Input records:

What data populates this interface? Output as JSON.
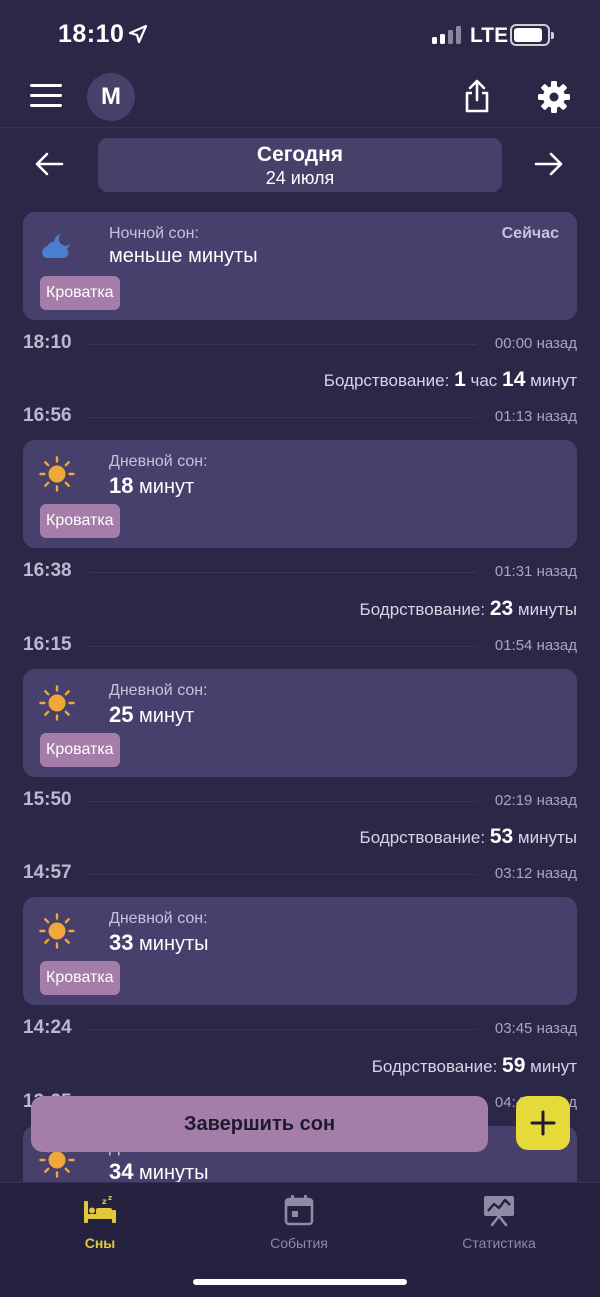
{
  "status_bar": {
    "time": "18:10",
    "network": "LTE"
  },
  "header": {
    "avatar_letter": "M"
  },
  "date_nav": {
    "title": "Сегодня",
    "subtitle": "24 июля"
  },
  "cards": [
    {
      "type": "night",
      "label": "Ночной сон:",
      "value": "меньше минуты",
      "tag": "Кроватка",
      "status": "Сейчас"
    },
    {
      "type": "day",
      "label": "Дневной сон:",
      "value_num": "18",
      "value_unit": "минут",
      "tag": "Кроватка"
    },
    {
      "type": "day",
      "label": "Дневной сон:",
      "value_num": "25",
      "value_unit": "минут",
      "tag": "Кроватка"
    },
    {
      "type": "day",
      "label": "Дневной сон:",
      "value_num": "33",
      "value_unit": "минуты",
      "tag": "Кроватка"
    },
    {
      "type": "day",
      "label": "Дневной сон:",
      "value_num": "34",
      "value_unit": "минуты"
    }
  ],
  "timeline": [
    {
      "time": "18:10",
      "ago": "00:00 назад"
    },
    {
      "time": "16:56",
      "ago": "01:13 назад"
    },
    {
      "time": "16:38",
      "ago": "01:31 назад"
    },
    {
      "time": "16:15",
      "ago": "01:54 назад"
    },
    {
      "time": "15:50",
      "ago": "02:19 назад"
    },
    {
      "time": "14:57",
      "ago": "03:12 назад"
    },
    {
      "time": "14:24",
      "ago": "03:45 назад"
    },
    {
      "time": "13:25",
      "ago": "04:44 назад"
    }
  ],
  "wake_periods": [
    {
      "label": "Бодрствование:",
      "n1": "1",
      "u1": "час",
      "n2": "14",
      "u2": "минут"
    },
    {
      "label": "Бодрствование:",
      "n1": "23",
      "u1": "минуты"
    },
    {
      "label": "Бодрствование:",
      "n1": "53",
      "u1": "минуты"
    },
    {
      "label": "Бодрствование:",
      "n1": "59",
      "u1": "минут"
    }
  ],
  "actions": {
    "end_sleep": "Завершить сон",
    "add": "+"
  },
  "tabs": [
    {
      "label": "Сны",
      "active": true
    },
    {
      "label": "События",
      "active": false
    },
    {
      "label": "Статистика",
      "active": false
    }
  ],
  "colors": {
    "background": "#2b2747",
    "card": "#47406c",
    "tag": "#a57da9",
    "accent_yellow": "#e6d93a",
    "sun": "#f0a83a",
    "moon_cloud": "#4a80d0"
  }
}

Task to complete: Show the lines of the data that hold the word "минуты".

Written answer:
      "value": "меньше минуты",
      "value_unit": "минуты",
      "value_unit": "минуты"
      "u1": "минуты"
      "u1": "минуты"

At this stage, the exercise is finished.